(YOUR INSTRUCTIONS)
Transcribe every entry word for word. Skip the pictures.
========
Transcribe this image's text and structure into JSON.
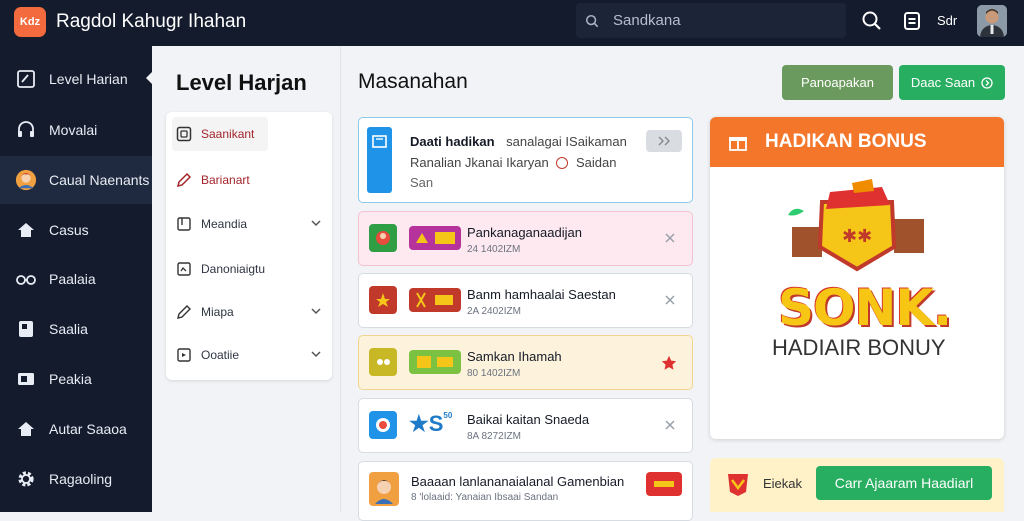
{
  "app": {
    "logo_text": "Kdz",
    "title": "Ragdol Kahugr Ihahan"
  },
  "search": {
    "value": "Sandkana"
  },
  "header": {
    "label": "Sdr"
  },
  "sidebar": {
    "items": [
      {
        "label": "Level Harian",
        "icon": "square-check-icon"
      },
      {
        "label": "Movalai",
        "icon": "headset-icon"
      },
      {
        "label": "Caual Naenants",
        "icon": "avatar-icon"
      },
      {
        "label": "Casus",
        "icon": "home-icon"
      },
      {
        "label": "Paalaia",
        "icon": "glasses-icon"
      },
      {
        "label": "Saalia",
        "icon": "phone-icon"
      },
      {
        "label": "Peakia",
        "icon": "film-icon"
      },
      {
        "label": "Autar Saaoa",
        "icon": "home-icon"
      },
      {
        "label": "Ragaoling",
        "icon": "gear-icon"
      }
    ]
  },
  "nav": {
    "title": "Level Harjan",
    "items": [
      {
        "label": "Saanikant",
        "icon": "box-icon"
      },
      {
        "label": "Barianart",
        "icon": "pen-icon"
      },
      {
        "label": "Meandia",
        "icon": "folder-icon"
      },
      {
        "label": "Danoniaigtu",
        "icon": "image-icon"
      },
      {
        "label": "Miapa",
        "icon": "pencil-icon"
      },
      {
        "label": "Ooatiie",
        "icon": "square-icon"
      }
    ]
  },
  "main": {
    "title": "Masanahan",
    "btn_primary": "Panoapakan",
    "btn_secondary": "Daac Saan"
  },
  "messages": [
    {
      "title": "Daati hadikan",
      "line1_rest": "sanalagai ISaikaman",
      "line2": "Ranalian Jkanai  Ikaryan",
      "line2_end": "Saidan",
      "line3": "San",
      "time": ""
    },
    {
      "title": "Pankanaganaadijan",
      "time": "24 1402IZM"
    },
    {
      "title": "Banm hamhaalai Saestan",
      "time": "2A 2402IZM"
    },
    {
      "title": "Samkan Ihamah",
      "time": "80 1402IZM"
    },
    {
      "title": "Baikai kaitan Snaeda",
      "time": "8A 8272IZM"
    },
    {
      "title": "Baaaan  lanlananaialanal Gamenbian",
      "time": "8 'lolaaid:  Yanaian Ibsaai  Sandan"
    }
  ],
  "bonus": {
    "head": "HADIKAN BONUS",
    "big": "SONK.",
    "sub": "HADIAIR BONUY"
  },
  "bottom": {
    "label": "Eiekak",
    "button": "Carr Ajaaram Haadiarl"
  },
  "colors": {
    "accent_green": "#27ae60",
    "orange": "#f4762b",
    "sidebar": "#141b2d"
  }
}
========
(CORRECT OUTPUT)
Transcribe this image's text and structure into JSON.
{
  "app": {
    "logo_text": "Kdz",
    "title": "Ragdol Kahugr Ihahan"
  },
  "search": {
    "value": "Sandkana"
  },
  "header": {
    "label": "Sdr"
  },
  "sidebar": {
    "items": [
      {
        "label": "Level Harian",
        "icon": "square-check-icon"
      },
      {
        "label": "Movalai",
        "icon": "headset-icon"
      },
      {
        "label": "Caual Naenants",
        "icon": "avatar-icon"
      },
      {
        "label": "Casus",
        "icon": "home-icon"
      },
      {
        "label": "Paalaia",
        "icon": "glasses-icon"
      },
      {
        "label": "Saalia",
        "icon": "phone-icon"
      },
      {
        "label": "Peakia",
        "icon": "film-icon"
      },
      {
        "label": "Autar Saaoa",
        "icon": "home-icon"
      },
      {
        "label": "Ragaoling",
        "icon": "gear-icon"
      }
    ]
  },
  "nav": {
    "title": "Level Harjan",
    "items": [
      {
        "label": "Saanikant",
        "icon": "box-icon"
      },
      {
        "label": "Barianart",
        "icon": "pen-icon"
      },
      {
        "label": "Meandia",
        "icon": "folder-icon"
      },
      {
        "label": "Danoniaigtu",
        "icon": "image-icon"
      },
      {
        "label": "Miapa",
        "icon": "pencil-icon"
      },
      {
        "label": "Ooatiie",
        "icon": "square-icon"
      }
    ]
  },
  "main": {
    "title": "Masanahan",
    "btn_primary": "Panoapakan",
    "btn_secondary": "Daac Saan"
  },
  "messages": [
    {
      "title": "Daati hadikan",
      "line1_rest": "sanalagai ISaikaman",
      "line2": "Ranalian Jkanai  Ikaryan",
      "line2_end": "Saidan",
      "line3": "San",
      "time": ""
    },
    {
      "title": "Pankanaganaadijan",
      "time": "24 1402IZM"
    },
    {
      "title": "Banm hamhaalai Saestan",
      "time": "2A 2402IZM"
    },
    {
      "title": "Samkan Ihamah",
      "time": "80 1402IZM"
    },
    {
      "title": "Baikai kaitan Snaeda",
      "time": "8A 8272IZM"
    },
    {
      "title": "Baaaan  lanlananaialanal Gamenbian",
      "time": "8 'lolaaid:  Yanaian Ibsaai  Sandan"
    }
  ],
  "bonus": {
    "head": "HADIKAN BONUS",
    "big": "SONK.",
    "sub": "HADIAIR BONUY"
  },
  "bottom": {
    "label": "Eiekak",
    "button": "Carr Ajaaram Haadiarl"
  },
  "colors": {
    "accent_green": "#27ae60",
    "orange": "#f4762b",
    "sidebar": "#141b2d"
  }
}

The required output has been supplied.